### EXERCISE PROMPT
From the listing below, copy every line with the word "Hardisty".

Figure contents as structured data:

####################

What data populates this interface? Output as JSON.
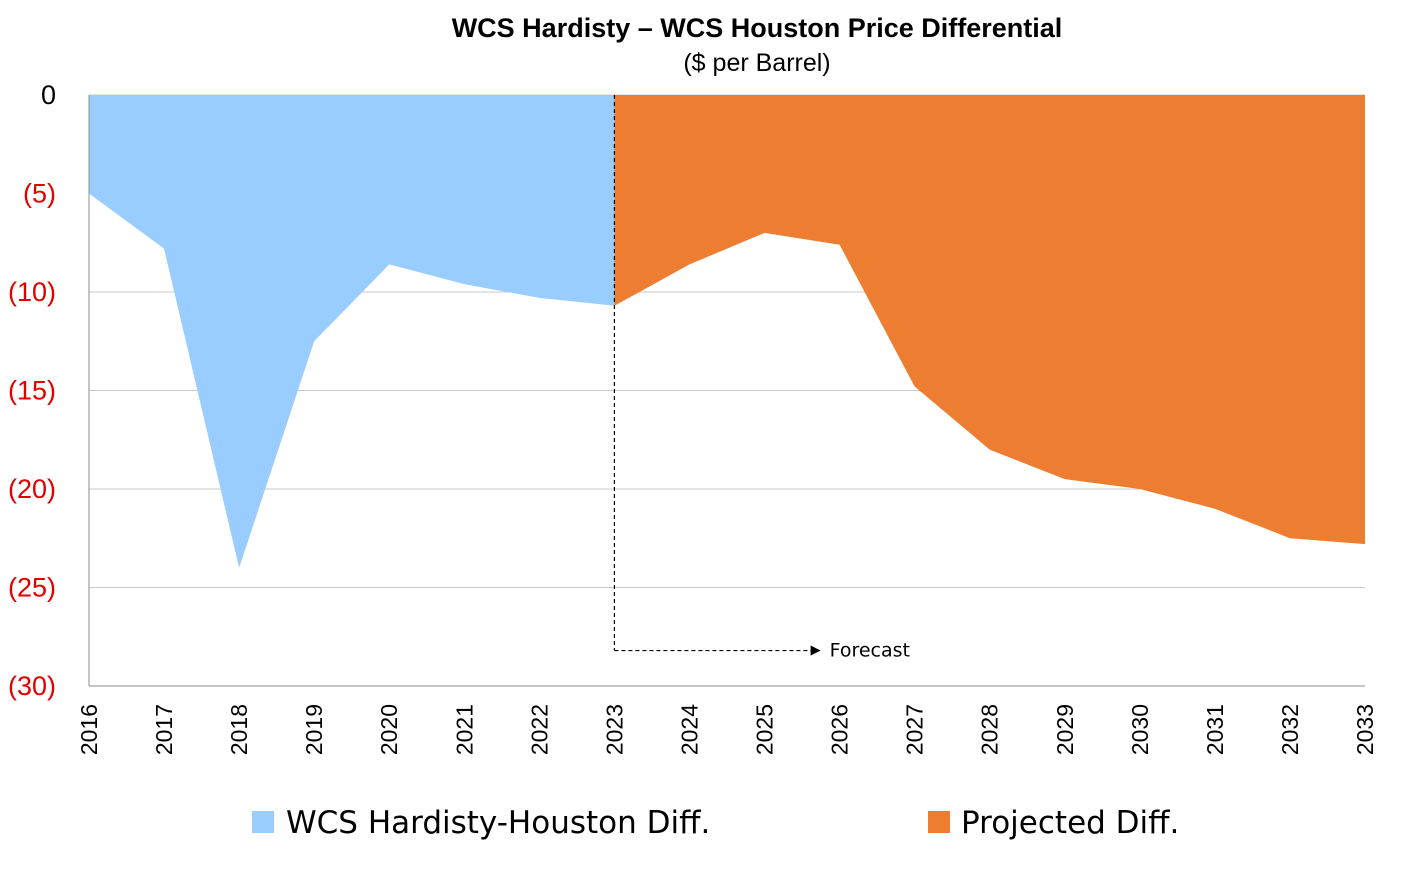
{
  "chart_data": {
    "type": "area",
    "title": "WCS Hardisty – WCS Houston Price Differential",
    "subtitle": "($ per Barrel)",
    "xlabel": "",
    "ylabel": "",
    "x": [
      "2016",
      "2017",
      "2018",
      "2019",
      "2020",
      "2021",
      "2022",
      "2023",
      "2024",
      "2025",
      "2026",
      "2027",
      "2028",
      "2029",
      "2030",
      "2031",
      "2032",
      "2033"
    ],
    "ylim": [
      -30,
      0
    ],
    "y_ticks": [
      0,
      -5,
      -10,
      -15,
      -20,
      -25,
      -30
    ],
    "y_tick_labels": [
      "0",
      "(5)",
      "(10)",
      "(15)",
      "(20)",
      "(25)",
      "(30)"
    ],
    "y_tick_colors": [
      "#000000",
      "#e00000",
      "#e00000",
      "#e00000",
      "#e00000",
      "#e00000",
      "#e00000"
    ],
    "grid": true,
    "legend": "bottom",
    "series": [
      {
        "name": "WCS Hardisty-Houston Diff.",
        "color": "#99ccff",
        "x": [
          "2016",
          "2017",
          "2018",
          "2019",
          "2020",
          "2021",
          "2022",
          "2023"
        ],
        "values": [
          -5.0,
          -7.8,
          -24.0,
          -12.5,
          -8.6,
          -9.6,
          -10.3,
          -10.7
        ]
      },
      {
        "name": "Projected Diff.",
        "color": "#ed7d31",
        "x": [
          "2023",
          "2024",
          "2025",
          "2026",
          "2027",
          "2028",
          "2029",
          "2030",
          "2031",
          "2032",
          "2033"
        ],
        "values": [
          -10.7,
          -8.6,
          -7.0,
          -7.6,
          -14.8,
          -18.0,
          -19.5,
          -20.0,
          -21.0,
          -22.5,
          -22.8
        ]
      }
    ],
    "annotations": [
      {
        "text": "Forecast",
        "marker_x": "2023",
        "arrow_to_x": "2026",
        "y": -28.2
      }
    ]
  }
}
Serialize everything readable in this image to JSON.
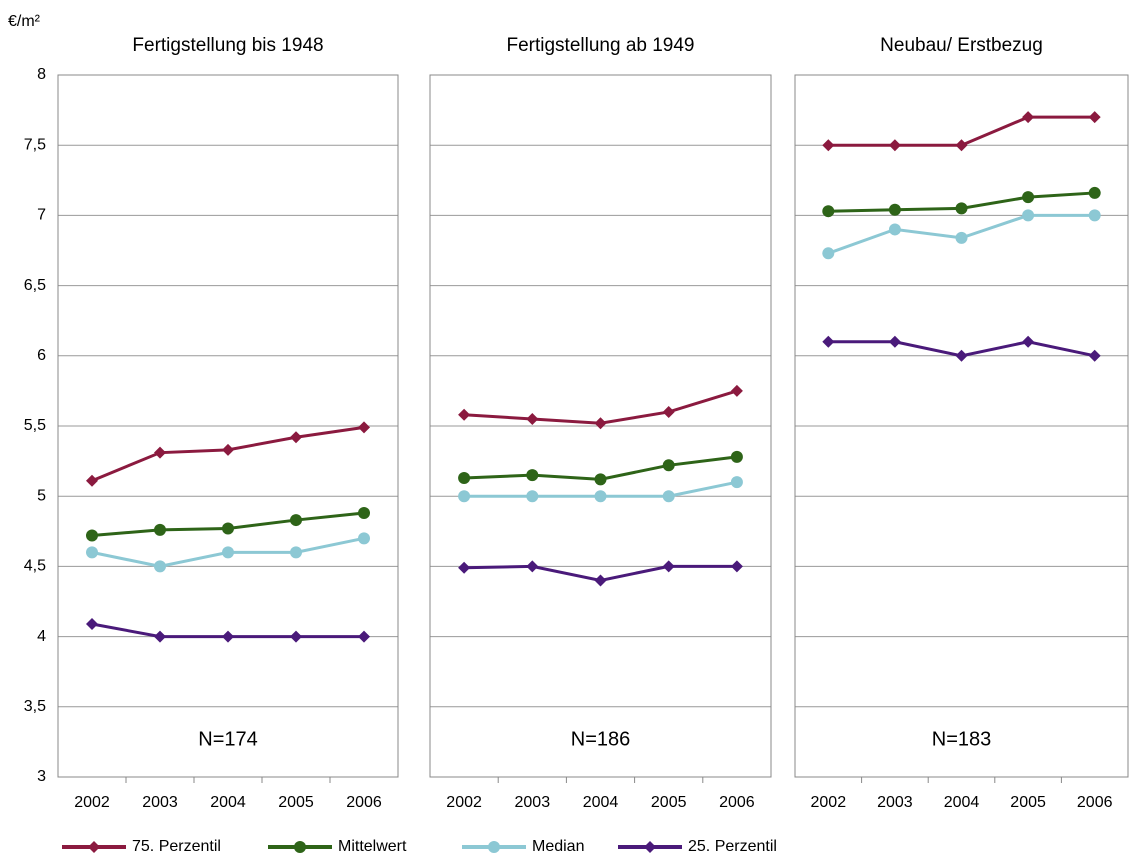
{
  "y_label": "€/m²",
  "chart_data": [
    {
      "type": "line",
      "title": "Fertigstellung bis 1948",
      "annotation": "N=174",
      "categories": [
        "2002",
        "2003",
        "2004",
        "2005",
        "2006"
      ],
      "series": [
        {
          "name": "75. Perzentil",
          "color": "#8b1a3f",
          "marker": "diamond",
          "values": [
            5.11,
            5.31,
            5.33,
            5.42,
            5.49
          ]
        },
        {
          "name": "Mittelwert",
          "color": "#2e6418",
          "marker": "circle",
          "values": [
            4.72,
            4.76,
            4.77,
            4.83,
            4.88
          ]
        },
        {
          "name": "Median",
          "color": "#8cc8d4",
          "marker": "circle",
          "values": [
            4.6,
            4.5,
            4.6,
            4.6,
            4.7
          ]
        },
        {
          "name": "25. Perzentil",
          "color": "#4a1a7a",
          "marker": "diamond",
          "values": [
            4.09,
            4.0,
            4.0,
            4.0,
            4.0
          ]
        }
      ],
      "ylim": [
        3,
        8
      ],
      "yticks": [
        3,
        {
          "value": 3.5,
          "label": "3,5"
        },
        4,
        {
          "value": 4.5,
          "label": "4,5"
        },
        5,
        {
          "value": 5.5,
          "label": "5,5"
        },
        6,
        {
          "value": 6.5,
          "label": "6,5"
        },
        7,
        {
          "value": 7.5,
          "label": "7,5"
        },
        8
      ],
      "grid": true
    },
    {
      "type": "line",
      "title": "Fertigstellung ab 1949",
      "annotation": "N=186",
      "categories": [
        "2002",
        "2003",
        "2004",
        "2005",
        "2006"
      ],
      "series": [
        {
          "color": "#8b1a3f",
          "marker": "diamond",
          "values": [
            5.58,
            5.55,
            5.52,
            5.6,
            5.75
          ]
        },
        {
          "color": "#2e6418",
          "marker": "circle",
          "values": [
            5.13,
            5.15,
            5.12,
            5.22,
            5.28
          ]
        },
        {
          "color": "#8cc8d4",
          "marker": "circle",
          "values": [
            5.0,
            5.0,
            5.0,
            5.0,
            5.1
          ]
        },
        {
          "color": "#4a1a7a",
          "marker": "diamond",
          "values": [
            4.49,
            4.5,
            4.4,
            4.5,
            4.5
          ]
        }
      ],
      "ylim": [
        3,
        8
      ],
      "yticks": [
        3,
        3.5,
        4,
        4.5,
        5,
        5.5,
        6,
        6.5,
        7,
        7.5,
        8
      ],
      "grid": true
    },
    {
      "type": "line",
      "title": "Neubau/ Erstbezug",
      "annotation": "N=183",
      "categories": [
        "2002",
        "2003",
        "2004",
        "2005",
        "2006"
      ],
      "series": [
        {
          "color": "#8b1a3f",
          "marker": "diamond",
          "values": [
            7.5,
            7.5,
            7.5,
            7.7,
            7.7
          ]
        },
        {
          "color": "#2e6418",
          "marker": "circle",
          "values": [
            7.03,
            7.04,
            7.05,
            7.13,
            7.16
          ]
        },
        {
          "color": "#8cc8d4",
          "marker": "circle",
          "values": [
            6.73,
            6.9,
            6.84,
            7.0,
            7.0
          ]
        },
        {
          "color": "#4a1a7a",
          "marker": "diamond",
          "values": [
            6.1,
            6.1,
            6.0,
            6.1,
            6.0
          ]
        }
      ],
      "ylim": [
        3,
        8
      ],
      "yticks": [
        3,
        3.5,
        4,
        4.5,
        5,
        5.5,
        6,
        6.5,
        7,
        7.5,
        8
      ],
      "grid": true
    }
  ]
}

####################

### OUTPUT
    "title": "WCS Hardisty – WCS Houston Price Differential",
        "name": "WCS Hardisty-Houston Diff.",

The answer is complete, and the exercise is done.